Dataset extract:

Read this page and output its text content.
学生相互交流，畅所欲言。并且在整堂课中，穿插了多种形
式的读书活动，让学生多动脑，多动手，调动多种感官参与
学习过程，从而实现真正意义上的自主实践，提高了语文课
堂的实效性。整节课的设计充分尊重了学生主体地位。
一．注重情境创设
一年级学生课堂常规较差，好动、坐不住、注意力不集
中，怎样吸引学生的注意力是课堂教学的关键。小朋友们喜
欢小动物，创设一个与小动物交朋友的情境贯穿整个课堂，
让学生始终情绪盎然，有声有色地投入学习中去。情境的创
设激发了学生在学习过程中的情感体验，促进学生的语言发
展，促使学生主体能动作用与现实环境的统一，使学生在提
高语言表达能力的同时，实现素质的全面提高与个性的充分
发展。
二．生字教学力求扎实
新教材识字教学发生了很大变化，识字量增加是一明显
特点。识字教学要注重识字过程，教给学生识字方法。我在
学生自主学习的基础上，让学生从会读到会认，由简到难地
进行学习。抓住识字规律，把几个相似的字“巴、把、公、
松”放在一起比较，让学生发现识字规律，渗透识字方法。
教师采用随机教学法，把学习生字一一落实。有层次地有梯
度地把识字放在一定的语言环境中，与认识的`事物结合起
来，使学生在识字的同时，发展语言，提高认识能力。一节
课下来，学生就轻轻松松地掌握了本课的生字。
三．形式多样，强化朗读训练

Task:
The entries above must be returned exactly.

Full response:
Read this page and output its text content.
学生相互交流，畅所欲言。并且在整堂课中，穿插了多种形
式的读书活动，让学生多动脑，多动手，调动多种感官参与
学习过程，从而实现真正意义上的自主实践，提高了语文课
堂的实效性。整节课的设计充分尊重了学生主体地位。
一．注重情境创设
一年级学生课堂常规较差，好动、坐不住、注意力不集
中，怎样吸引学生的注意力是课堂教学的关键。小朋友们喜
欢小动物，创设一个与小动物交朋友的情境贯穿整个课堂，
让学生始终情绪盎然，有声有色地投入学习中去。情境的创
设激发了学生在学习过程中的情感体验，促进学生的语言发
展，促使学生主体能动作用与现实环境的统一，使学生在提
高语言表达能力的同时，实现素质的全面提高与个性的充分
发展。
二．生字教学力求扎实
新教材识字教学发生了很大变化，识字量增加是一明显
特点。识字教学要注重识字过程，教给学生识字方法。我在
学生自主学习的基础上，让学生从会读到会认，由简到难地
进行学习。抓住识字规律，把几个相似的字“巴、把、公、
松”放在一起比较，让学生发现识字规律，渗透识字方法。
教师采用随机教学法，把学习生字一一落实。有层次地有梯
度地把识字放在一定的语言环境中，与认识的`事物结合起
来，使学生在识字的同时，发展语言，提高认识能力。一节
课下来，学生就轻轻松松地掌握了本课的生字。
三．形式多样，强化朗读训练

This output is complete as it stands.